====== Entries ======

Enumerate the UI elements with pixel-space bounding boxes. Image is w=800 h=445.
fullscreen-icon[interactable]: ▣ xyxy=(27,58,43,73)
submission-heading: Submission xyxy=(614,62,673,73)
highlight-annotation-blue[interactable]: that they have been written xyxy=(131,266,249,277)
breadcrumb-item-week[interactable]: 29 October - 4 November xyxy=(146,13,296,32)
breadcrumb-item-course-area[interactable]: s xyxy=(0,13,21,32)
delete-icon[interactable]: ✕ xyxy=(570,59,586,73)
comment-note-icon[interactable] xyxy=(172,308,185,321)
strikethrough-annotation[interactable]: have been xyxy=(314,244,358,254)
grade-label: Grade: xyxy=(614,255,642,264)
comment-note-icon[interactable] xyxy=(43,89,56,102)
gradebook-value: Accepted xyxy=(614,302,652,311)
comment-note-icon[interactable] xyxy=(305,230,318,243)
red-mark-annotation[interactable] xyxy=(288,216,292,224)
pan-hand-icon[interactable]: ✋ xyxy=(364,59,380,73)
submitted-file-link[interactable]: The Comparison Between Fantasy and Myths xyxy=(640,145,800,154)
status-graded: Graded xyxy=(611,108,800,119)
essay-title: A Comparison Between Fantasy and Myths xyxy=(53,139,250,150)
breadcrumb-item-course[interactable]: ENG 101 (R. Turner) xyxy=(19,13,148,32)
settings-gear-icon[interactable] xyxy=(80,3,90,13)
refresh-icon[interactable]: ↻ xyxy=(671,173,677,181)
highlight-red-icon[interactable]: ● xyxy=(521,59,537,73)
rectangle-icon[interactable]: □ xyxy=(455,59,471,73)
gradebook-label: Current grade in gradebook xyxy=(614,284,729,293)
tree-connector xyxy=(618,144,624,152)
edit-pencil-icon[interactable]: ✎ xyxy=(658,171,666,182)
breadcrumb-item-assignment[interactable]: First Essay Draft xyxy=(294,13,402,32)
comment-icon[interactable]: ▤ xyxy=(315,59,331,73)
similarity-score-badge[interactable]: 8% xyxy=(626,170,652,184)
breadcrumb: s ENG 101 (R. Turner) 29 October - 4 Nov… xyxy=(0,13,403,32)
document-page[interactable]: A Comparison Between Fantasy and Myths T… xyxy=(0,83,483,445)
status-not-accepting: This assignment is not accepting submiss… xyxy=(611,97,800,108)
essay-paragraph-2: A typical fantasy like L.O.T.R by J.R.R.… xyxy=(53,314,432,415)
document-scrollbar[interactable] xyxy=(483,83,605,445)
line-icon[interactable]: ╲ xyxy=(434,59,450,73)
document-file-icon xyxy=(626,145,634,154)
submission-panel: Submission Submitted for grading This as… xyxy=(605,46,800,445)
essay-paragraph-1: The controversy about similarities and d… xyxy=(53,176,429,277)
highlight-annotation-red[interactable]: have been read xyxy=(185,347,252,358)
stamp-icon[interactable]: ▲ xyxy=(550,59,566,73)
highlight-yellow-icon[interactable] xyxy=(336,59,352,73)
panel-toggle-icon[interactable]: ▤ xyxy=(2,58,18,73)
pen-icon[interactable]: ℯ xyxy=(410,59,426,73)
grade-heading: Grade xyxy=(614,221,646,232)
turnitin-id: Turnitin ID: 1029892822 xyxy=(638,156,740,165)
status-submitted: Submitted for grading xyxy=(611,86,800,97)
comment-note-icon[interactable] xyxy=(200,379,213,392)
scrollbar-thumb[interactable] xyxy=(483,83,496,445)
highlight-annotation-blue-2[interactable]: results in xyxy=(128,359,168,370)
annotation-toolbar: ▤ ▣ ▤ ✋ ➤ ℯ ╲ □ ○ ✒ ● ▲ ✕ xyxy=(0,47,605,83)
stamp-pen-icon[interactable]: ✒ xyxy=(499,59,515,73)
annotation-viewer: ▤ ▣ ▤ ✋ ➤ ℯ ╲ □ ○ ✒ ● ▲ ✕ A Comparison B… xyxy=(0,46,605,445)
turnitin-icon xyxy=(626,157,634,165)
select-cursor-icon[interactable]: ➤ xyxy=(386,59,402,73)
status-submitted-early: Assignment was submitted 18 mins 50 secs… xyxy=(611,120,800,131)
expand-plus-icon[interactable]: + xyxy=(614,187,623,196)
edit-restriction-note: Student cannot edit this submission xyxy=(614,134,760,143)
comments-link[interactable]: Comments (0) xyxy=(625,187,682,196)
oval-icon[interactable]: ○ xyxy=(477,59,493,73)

======

• Exercise goal: Lay out every line of the rows above as a Markdown table with two columns, No. and Line, numbering the lines in order and skipping any blank lines.

• The reply:
| No. | Line |
|---|---|
| 1 | Enumerate the UI elements with pixel-space bounding boxes. Image is w=800 h=445. |
| 2 | fullscreen-icon[interactable]: ▣ xyxy=(27,58,43,73) |
| 3 | submission-heading: Submission xyxy=(614,62,673,73) |
| 4 | highlight-annotation-blue[interactable]: that they have been written xyxy=(131,266,249,277) |
| 5 | breadcrumb-item-week[interactable]: 29 October - 4 November xyxy=(146,13,296,32) |
| 6 | breadcrumb-item-course-area[interactable]: s xyxy=(0,13,21,32) |
| 7 | delete-icon[interactable]: ✕ xyxy=(570,59,586,73) |
| 8 | comment-note-icon[interactable] xyxy=(172,308,185,321) |
| 9 | strikethrough-annotation[interactable]: have been xyxy=(314,244,358,254) |
| 10 | grade-label: Grade: xyxy=(614,255,642,264) |
| 11 | comment-note-icon[interactable] xyxy=(43,89,56,102) |
| 12 | gradebook-value: Accepted xyxy=(614,302,652,311) |
| 13 | comment-note-icon[interactable] xyxy=(305,230,318,243) |
| 14 | red-mark-annotation[interactable] xyxy=(288,216,292,224) |
| 15 | pan-hand-icon[interactable]: ✋ xyxy=(364,59,380,73) |
| 16 | submitted-file-link[interactable]: The Comparison Between Fantasy and Myths xyxy=(640,145,800,154) |
| 17 | status-graded: Graded xyxy=(611,108,800,119) |
| 18 | essay-title: A Comparison Between Fantasy and Myths xyxy=(53,139,250,150) |
| 19 | breadcrumb-item-course[interactable]: ENG 101 (R. Turner) xyxy=(19,13,148,32) |
| 20 | settings-gear-icon[interactable] xyxy=(80,3,90,13) |
| 21 | refresh-icon[interactable]: ↻ xyxy=(671,173,677,181) |
| 22 | highlight-red-icon[interactable]: ● xyxy=(521,59,537,73) |
| 23 | rectangle-icon[interactable]: □ xyxy=(455,59,471,73) |
| 24 | gradebook-label: Current grade in gradebook xyxy=(614,284,729,293) |
| 25 | tree-connector xyxy=(618,144,624,152) |
| 26 | edit-pencil-icon[interactable]: ✎ xyxy=(658,171,666,182) |
| 27 | breadcrumb-item-assignment[interactable]: First Essay Draft xyxy=(294,13,402,32) |
| 28 | comment-icon[interactable]: ▤ xyxy=(315,59,331,73) |
| 29 | similarity-score-badge[interactable]: 8% xyxy=(626,170,652,184) |
| 30 | breadcrumb: s ENG 101 (R. Turner) 29 October - 4 Nov… xyxy=(0,13,403,32) |
| 31 | document-page[interactable]: A Comparison Between Fantasy and Myths T… xyxy=(0,83,483,445) |
| 32 | status-not-accepting: This assignment is not accepting submiss… xyxy=(611,97,800,108) |
| 33 | essay-paragraph-2: A typical fantasy like L.O.T.R by J.R.R.… xyxy=(53,314,432,415) |
| 34 | document-scrollbar[interactable] xyxy=(483,83,605,445) |
| 35 | line-icon[interactable]: ╲ xyxy=(434,59,450,73) |
| 36 | document-file-icon xyxy=(626,145,634,154) |
| 37 | submission-panel: Submission Submitted for grading This as… xyxy=(605,46,800,445) |
| 38 | essay-paragraph-1: The controversy about similarities and d… xyxy=(53,176,429,277) |
| 39 | highlight-annotation-red[interactable]: have been read xyxy=(185,347,252,358) |
| 40 | stamp-icon[interactable]: ▲ xyxy=(550,59,566,73) |
| 41 | highlight-yellow-icon[interactable] xyxy=(336,59,352,73) |
| 42 | panel-toggle-icon[interactable]: ▤ xyxy=(2,58,18,73) |
| 43 | pen-icon[interactable]: ℯ xyxy=(410,59,426,73) |
| 44 | grade-heading: Grade xyxy=(614,221,646,232) |
| 45 | turnitin-id: Turnitin ID: 1029892822 xyxy=(638,156,740,165) |
| 46 | status-submitted: Submitted for grading xyxy=(611,86,800,97) |
| 47 | comment-note-icon[interactable] xyxy=(200,379,213,392) |
| 48 | scrollbar-thumb[interactable] xyxy=(483,83,496,445) |
| 49 | highlight-annotation-blue-2[interactable]: results in xyxy=(128,359,168,370) |
| 50 | annotation-toolbar: ▤ ▣ ▤ ✋ ➤ ℯ ╲ □ ○ ✒ ● ▲ ✕ xyxy=(0,47,605,83) |
| 51 | stamp-pen-icon[interactable]: ✒ xyxy=(499,59,515,73) |
| 52 | annotation-viewer: ▤ ▣ ▤ ✋ ➤ ℯ ╲ □ ○ ✒ ● ▲ ✕ A Comparison B… xyxy=(0,46,605,445) |
| 53 | turnitin-icon xyxy=(626,157,634,165) |
| 54 | select-cursor-icon[interactable]: ➤ xyxy=(386,59,402,73) |
| 55 | status-submitted-early: Assignment was submitted 18 mins 50 secs… xyxy=(611,120,800,131) |
| 56 | expand-plus-icon[interactable]: + xyxy=(614,187,623,196) |
| 57 | edit-restriction-note: Student cannot edit this submission xyxy=(614,134,760,143) |
| 58 | comments-link[interactable]: Comments (0) xyxy=(625,187,682,196) |
| 59 | oval-icon[interactable]: ○ xyxy=(477,59,493,73) |